Task description:
Each line that follows is to be retyped exactly.

— Start Available data —

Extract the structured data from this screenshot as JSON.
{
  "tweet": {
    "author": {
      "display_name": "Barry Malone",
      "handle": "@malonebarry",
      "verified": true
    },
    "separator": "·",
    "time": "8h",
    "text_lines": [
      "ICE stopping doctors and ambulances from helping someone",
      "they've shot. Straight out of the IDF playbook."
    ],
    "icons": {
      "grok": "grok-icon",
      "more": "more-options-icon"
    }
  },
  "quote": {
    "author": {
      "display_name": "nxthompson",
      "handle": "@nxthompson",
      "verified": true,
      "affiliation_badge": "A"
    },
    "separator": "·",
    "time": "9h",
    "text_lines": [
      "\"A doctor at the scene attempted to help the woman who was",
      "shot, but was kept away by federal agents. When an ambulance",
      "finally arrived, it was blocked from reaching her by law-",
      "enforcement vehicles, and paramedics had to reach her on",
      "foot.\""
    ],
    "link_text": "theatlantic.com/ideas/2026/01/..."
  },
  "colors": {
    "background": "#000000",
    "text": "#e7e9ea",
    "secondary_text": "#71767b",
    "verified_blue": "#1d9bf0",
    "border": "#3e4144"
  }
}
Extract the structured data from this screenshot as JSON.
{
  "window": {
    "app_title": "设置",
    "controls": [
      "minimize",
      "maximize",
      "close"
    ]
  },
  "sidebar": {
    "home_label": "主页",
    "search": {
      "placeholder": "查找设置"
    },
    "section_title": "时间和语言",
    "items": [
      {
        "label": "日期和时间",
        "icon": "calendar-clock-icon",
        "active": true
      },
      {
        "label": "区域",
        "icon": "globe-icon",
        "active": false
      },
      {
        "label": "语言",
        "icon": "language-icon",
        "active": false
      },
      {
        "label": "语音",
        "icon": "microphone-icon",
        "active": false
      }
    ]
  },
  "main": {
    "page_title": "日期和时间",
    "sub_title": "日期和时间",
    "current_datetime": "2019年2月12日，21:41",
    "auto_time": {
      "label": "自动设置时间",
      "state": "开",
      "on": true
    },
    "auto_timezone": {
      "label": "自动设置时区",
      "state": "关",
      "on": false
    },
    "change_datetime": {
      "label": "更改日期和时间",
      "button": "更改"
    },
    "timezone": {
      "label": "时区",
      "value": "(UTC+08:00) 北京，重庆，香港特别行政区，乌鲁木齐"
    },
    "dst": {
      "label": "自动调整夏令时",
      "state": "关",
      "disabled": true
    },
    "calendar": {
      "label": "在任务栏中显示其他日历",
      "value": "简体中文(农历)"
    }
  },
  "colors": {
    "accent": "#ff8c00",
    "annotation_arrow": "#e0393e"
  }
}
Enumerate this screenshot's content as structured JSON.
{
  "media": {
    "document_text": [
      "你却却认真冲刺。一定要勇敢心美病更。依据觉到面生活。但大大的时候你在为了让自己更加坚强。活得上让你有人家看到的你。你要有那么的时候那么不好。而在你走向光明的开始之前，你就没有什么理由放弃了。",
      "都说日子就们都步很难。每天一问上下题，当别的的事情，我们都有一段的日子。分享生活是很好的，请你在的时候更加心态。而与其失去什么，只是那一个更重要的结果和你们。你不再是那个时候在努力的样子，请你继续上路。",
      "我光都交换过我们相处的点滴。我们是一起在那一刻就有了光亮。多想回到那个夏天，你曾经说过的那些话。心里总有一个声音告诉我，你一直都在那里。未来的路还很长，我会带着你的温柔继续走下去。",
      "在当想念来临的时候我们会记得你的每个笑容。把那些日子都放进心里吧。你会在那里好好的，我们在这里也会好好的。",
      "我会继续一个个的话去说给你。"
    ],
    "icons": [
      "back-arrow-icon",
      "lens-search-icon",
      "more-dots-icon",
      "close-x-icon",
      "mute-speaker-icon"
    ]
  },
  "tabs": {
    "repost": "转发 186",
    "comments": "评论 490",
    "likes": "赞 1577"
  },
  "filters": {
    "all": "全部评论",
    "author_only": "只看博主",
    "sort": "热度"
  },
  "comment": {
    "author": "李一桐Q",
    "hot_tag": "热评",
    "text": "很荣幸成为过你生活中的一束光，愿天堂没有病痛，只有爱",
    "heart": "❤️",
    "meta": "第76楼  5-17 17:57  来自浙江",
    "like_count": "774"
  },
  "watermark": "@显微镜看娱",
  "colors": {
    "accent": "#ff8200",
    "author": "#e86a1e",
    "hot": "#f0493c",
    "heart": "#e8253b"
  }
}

— End Available data —

Answer to this task:
Extract the structured data from this screenshot as JSON.
{
  "tweet": {
    "author": {
      "display_name": "Barry Malone",
      "handle": "@malonebarry",
      "verified": true
    },
    "separator": "·",
    "time": "8h",
    "text_lines": [
      "ICE stopping doctors and ambulances from helping someone",
      "they've shot. Straight out of the IDF playbook."
    ],
    "icons": {
      "grok": "grok-icon",
      "more": "more-options-icon"
    }
  },
  "quote": {
    "author": {
      "display_name": "nxthompson",
      "handle": "@nxthompson",
      "verified": true,
      "affiliation_badge": "A"
    },
    "separator": "·",
    "time": "9h",
    "text_lines": [
      "\"A doctor at the scene attempted to help the woman who was",
      "shot, but was kept away by federal agents. When an ambulance",
      "finally arrived, it was blocked from reaching her by law-",
      "enforcement vehicles, and paramedics had to reach her on",
      "foot.\""
    ],
    "link_text": "theatlantic.com/ideas/2026/01/..."
  },
  "colors": {
    "background": "#000000",
    "text": "#e7e9ea",
    "secondary_text": "#71767b",
    "verified_blue": "#1d9bf0",
    "border": "#3e4144"
  }
}
Extract the structured data from this screenshot as JSON.
{
  "window": {
    "app_title": "设置",
    "controls": [
      "minimize",
      "maximize",
      "close"
    ]
  },
  "sidebar": {
    "home_label": "主页",
    "search": {
      "placeholder": "查找设置"
    },
    "section_title": "时间和语言",
    "items": [
      {
        "label": "日期和时间",
        "icon": "calendar-clock-icon",
        "active": true
      },
      {
        "label": "区域",
        "icon": "globe-icon",
        "active": false
      },
      {
        "label": "语言",
        "icon": "language-icon",
        "active": false
      },
      {
        "label": "语音",
        "icon": "microphone-icon",
        "active": false
      }
    ]
  },
  "main": {
    "page_title": "日期和时间",
    "sub_title": "日期和时间",
    "current_datetime": "2019年2月12日，21:41",
    "auto_time": {
      "label": "自动设置时间",
      "state": "开",
      "on": true
    },
    "auto_timezone": {
      "label": "自动设置时区",
      "state": "关",
      "on": false
    },
    "change_datetime": {
      "label": "更改日期和时间",
      "button": "更改"
    },
    "timezone": {
      "label": "时区",
      "value": "(UTC+08:00) 北京，重庆，香港特别行政区，乌鲁木齐"
    },
    "dst": {
      "label": "自动调整夏令时",
      "state": "关",
      "disabled": true
    },
    "calendar": {
      "label": "在任务栏中显示其他日历",
      "value": "简体中文(农历)"
    }
  },
  "colors": {
    "accent": "#ff8c00",
    "annotation_arrow": "#e0393e"
  }
}
Enumerate this screenshot's content as structured JSON.
{
  "media": {
    "document_text": [
      "你却却认真冲刺。一定要勇敢心美病更。依据觉到面生活。但大大的时候你在为了让自己更加坚强。活得上让你有人家看到的你。你要有那么的时候那么不好。而在你走向光明的开始之前，你就没有什么理由放弃了。",
      "都说日子就们都步很难。每天一问上下题，当别的的事情，我们都有一段的日子。分享生活是很好的，请你在的时候更加心态。而与其失去什么，只是那一个更重要的结果和你们。你不再是那个时候在努力的样子，请你继续上路。",
      "我光都交换过我们相处的点滴。我们是一起在那一刻就有了光亮。多想回到那个夏天，你曾经说过的那些话。心里总有一个声音告诉我，你一直都在那里。未来的路还很长，我会带着你的温柔继续走下去。",
      "在当想念来临的时候我们会记得你的每个笑容。把那些日子都放进心里吧。你会在那里好好的，我们在这里也会好好的。",
      "我会继续一个个的话去说给你。"
    ],
    "icons": [
      "back-arrow-icon",
      "lens-search-icon",
      "more-dots-icon",
      "close-x-icon",
      "mute-speaker-icon"
    ]
  },
  "tabs": {
    "repost": "转发 186",
    "comments": "评论 490",
    "likes": "赞 1577"
  },
  "filters": {
    "all": "全部评论",
    "author_only": "只看博主",
    "sort": "热度"
  },
  "comment": {
    "author": "李一桐Q",
    "hot_tag": "热评",
    "text": "很荣幸成为过你生活中的一束光，愿天堂没有病痛，只有爱",
    "heart": "❤️",
    "meta": "第76楼  5-17 17:57  来自浙江",
    "like_count": "774"
  },
  "watermark": "@显微镜看娱",
  "colors": {
    "accent": "#ff8200",
    "author": "#e86a1e",
    "hot": "#f0493c",
    "heart": "#e8253b"
  }
}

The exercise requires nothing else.